| WORK TO COMPLETE |
Transcribe the material below exactly as it appears.

| RECORDS PROVIDED |
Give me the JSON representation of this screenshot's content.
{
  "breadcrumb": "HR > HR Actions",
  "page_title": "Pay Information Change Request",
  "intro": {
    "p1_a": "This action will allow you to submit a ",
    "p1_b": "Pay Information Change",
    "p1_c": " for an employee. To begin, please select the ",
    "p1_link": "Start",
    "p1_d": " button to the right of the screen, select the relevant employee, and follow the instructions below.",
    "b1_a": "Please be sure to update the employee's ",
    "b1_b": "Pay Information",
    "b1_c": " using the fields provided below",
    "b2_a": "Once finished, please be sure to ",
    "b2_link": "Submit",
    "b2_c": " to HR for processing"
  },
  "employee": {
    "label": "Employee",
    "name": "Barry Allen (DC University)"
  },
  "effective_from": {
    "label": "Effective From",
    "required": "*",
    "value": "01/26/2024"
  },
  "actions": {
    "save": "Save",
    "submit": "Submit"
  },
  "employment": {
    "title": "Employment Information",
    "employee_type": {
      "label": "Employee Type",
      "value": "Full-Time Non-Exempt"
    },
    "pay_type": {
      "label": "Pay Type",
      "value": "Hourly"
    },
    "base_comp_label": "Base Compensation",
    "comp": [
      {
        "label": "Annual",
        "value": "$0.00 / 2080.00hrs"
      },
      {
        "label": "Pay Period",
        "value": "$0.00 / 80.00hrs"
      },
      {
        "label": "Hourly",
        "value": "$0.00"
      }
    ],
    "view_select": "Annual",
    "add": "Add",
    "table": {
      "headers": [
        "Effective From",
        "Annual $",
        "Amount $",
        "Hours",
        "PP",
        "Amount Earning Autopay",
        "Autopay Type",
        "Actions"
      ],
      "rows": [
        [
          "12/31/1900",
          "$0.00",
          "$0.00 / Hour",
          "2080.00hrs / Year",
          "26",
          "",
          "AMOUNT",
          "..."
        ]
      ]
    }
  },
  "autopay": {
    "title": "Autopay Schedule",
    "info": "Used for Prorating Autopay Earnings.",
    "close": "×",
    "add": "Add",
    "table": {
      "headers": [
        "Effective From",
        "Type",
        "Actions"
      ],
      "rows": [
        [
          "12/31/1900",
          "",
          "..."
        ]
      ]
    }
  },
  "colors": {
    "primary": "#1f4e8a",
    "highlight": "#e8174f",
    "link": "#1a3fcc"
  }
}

| SOLUTION FOR THIS EXERCISE |
Give me the JSON representation of this screenshot's content.
{
  "breadcrumb": "HR > HR Actions",
  "page_title": "Pay Information Change Request",
  "intro": {
    "p1_a": "This action will allow you to submit a ",
    "p1_b": "Pay Information Change",
    "p1_c": " for an employee. To begin, please select the ",
    "p1_link": "Start",
    "p1_d": " button to the right of the screen, select the relevant employee, and follow the instructions below.",
    "b1_a": "Please be sure to update the employee's ",
    "b1_b": "Pay Information",
    "b1_c": " using the fields provided below",
    "b2_a": "Once finished, please be sure to ",
    "b2_link": "Submit",
    "b2_c": " to HR for processing"
  },
  "employee": {
    "label": "Employee",
    "name": "Barry Allen (DC University)"
  },
  "effective_from": {
    "label": "Effective From",
    "required": "*",
    "value": "01/26/2024"
  },
  "actions": {
    "save": "Save",
    "submit": "Submit"
  },
  "employment": {
    "title": "Employment Information",
    "employee_type": {
      "label": "Employee Type",
      "value": "Full-Time Non-Exempt"
    },
    "pay_type": {
      "label": "Pay Type",
      "value": "Hourly"
    },
    "base_comp_label": "Base Compensation",
    "comp": [
      {
        "label": "Annual",
        "value": "$0.00 / 2080.00hrs"
      },
      {
        "label": "Pay Period",
        "value": "$0.00 / 80.00hrs"
      },
      {
        "label": "Hourly",
        "value": "$0.00"
      }
    ],
    "view_select": "Annual",
    "add": "Add",
    "table": {
      "headers": [
        "Effective From",
        "Annual $",
        "Amount $",
        "Hours",
        "PP",
        "Amount Earning Autopay",
        "Autopay Type",
        "Actions"
      ],
      "rows": [
        [
          "12/31/1900",
          "$0.00",
          "$0.00 / Hour",
          "2080.00hrs / Year",
          "26",
          "",
          "AMOUNT",
          "..."
        ]
      ]
    }
  },
  "autopay": {
    "title": "Autopay Schedule",
    "info": "Used for Prorating Autopay Earnings.",
    "close": "×",
    "add": "Add",
    "table": {
      "headers": [
        "Effective From",
        "Type",
        "Actions"
      ],
      "rows": [
        [
          "12/31/1900",
          "",
          "..."
        ]
      ]
    }
  },
  "colors": {
    "primary": "#1f4e8a",
    "highlight": "#e8174f",
    "link": "#1a3fcc"
  }
}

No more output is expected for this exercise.